Give only the number of lines in the data that include the string "JSON".

# Records provided start

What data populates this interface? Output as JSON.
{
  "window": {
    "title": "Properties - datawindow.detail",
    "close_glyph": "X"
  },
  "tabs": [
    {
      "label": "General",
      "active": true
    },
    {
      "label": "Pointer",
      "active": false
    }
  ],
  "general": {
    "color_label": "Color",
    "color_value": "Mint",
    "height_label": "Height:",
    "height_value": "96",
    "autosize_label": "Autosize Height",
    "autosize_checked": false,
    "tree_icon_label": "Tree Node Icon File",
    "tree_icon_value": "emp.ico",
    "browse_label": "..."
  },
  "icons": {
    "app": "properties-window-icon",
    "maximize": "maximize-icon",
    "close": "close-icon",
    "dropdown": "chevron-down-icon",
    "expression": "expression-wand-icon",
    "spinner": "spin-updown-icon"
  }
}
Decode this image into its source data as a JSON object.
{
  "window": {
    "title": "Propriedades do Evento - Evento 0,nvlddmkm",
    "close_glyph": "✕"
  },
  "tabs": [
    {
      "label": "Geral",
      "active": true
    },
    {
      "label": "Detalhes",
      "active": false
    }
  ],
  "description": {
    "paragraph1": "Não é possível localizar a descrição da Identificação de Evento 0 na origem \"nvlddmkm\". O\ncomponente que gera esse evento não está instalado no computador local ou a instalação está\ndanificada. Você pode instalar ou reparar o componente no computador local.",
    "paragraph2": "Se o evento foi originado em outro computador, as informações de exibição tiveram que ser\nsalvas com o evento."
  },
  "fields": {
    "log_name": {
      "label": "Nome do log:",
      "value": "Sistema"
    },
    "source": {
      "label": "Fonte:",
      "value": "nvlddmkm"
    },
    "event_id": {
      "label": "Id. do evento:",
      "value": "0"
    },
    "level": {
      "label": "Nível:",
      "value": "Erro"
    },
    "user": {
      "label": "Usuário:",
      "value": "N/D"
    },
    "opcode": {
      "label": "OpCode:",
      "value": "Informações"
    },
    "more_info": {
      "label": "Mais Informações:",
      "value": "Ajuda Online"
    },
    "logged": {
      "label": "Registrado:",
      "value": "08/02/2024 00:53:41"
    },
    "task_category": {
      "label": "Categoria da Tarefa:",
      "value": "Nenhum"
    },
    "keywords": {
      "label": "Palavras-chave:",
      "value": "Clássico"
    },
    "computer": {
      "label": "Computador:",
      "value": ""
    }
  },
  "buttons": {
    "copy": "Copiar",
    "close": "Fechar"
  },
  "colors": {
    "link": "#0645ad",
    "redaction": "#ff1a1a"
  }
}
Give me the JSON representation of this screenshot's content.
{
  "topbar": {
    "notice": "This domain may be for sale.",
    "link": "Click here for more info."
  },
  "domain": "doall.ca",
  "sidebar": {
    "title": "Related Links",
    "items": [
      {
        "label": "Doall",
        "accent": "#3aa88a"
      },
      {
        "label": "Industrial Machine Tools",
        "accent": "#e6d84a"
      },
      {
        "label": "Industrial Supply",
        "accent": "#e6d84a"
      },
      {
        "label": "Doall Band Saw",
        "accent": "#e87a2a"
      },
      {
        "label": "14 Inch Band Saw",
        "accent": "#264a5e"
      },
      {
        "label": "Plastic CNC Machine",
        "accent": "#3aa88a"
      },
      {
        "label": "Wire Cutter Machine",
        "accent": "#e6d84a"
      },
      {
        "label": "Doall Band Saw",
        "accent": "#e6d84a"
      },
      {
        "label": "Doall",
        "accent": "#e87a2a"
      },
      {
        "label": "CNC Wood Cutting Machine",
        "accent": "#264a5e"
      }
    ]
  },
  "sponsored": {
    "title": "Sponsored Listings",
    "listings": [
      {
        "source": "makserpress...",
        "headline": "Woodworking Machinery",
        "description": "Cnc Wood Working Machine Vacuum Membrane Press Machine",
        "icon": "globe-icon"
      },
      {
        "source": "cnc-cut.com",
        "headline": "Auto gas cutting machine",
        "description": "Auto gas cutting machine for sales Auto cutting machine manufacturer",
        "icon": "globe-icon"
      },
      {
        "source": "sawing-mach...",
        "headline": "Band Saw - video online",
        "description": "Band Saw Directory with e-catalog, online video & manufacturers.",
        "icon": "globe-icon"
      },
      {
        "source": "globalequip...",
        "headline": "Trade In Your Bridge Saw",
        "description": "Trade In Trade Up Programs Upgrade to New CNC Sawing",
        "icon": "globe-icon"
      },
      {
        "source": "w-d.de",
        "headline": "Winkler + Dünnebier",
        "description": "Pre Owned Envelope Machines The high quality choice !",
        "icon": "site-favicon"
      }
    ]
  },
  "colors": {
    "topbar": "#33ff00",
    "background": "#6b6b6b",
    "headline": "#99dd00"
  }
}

# Records provided end

Reply to the exercise
3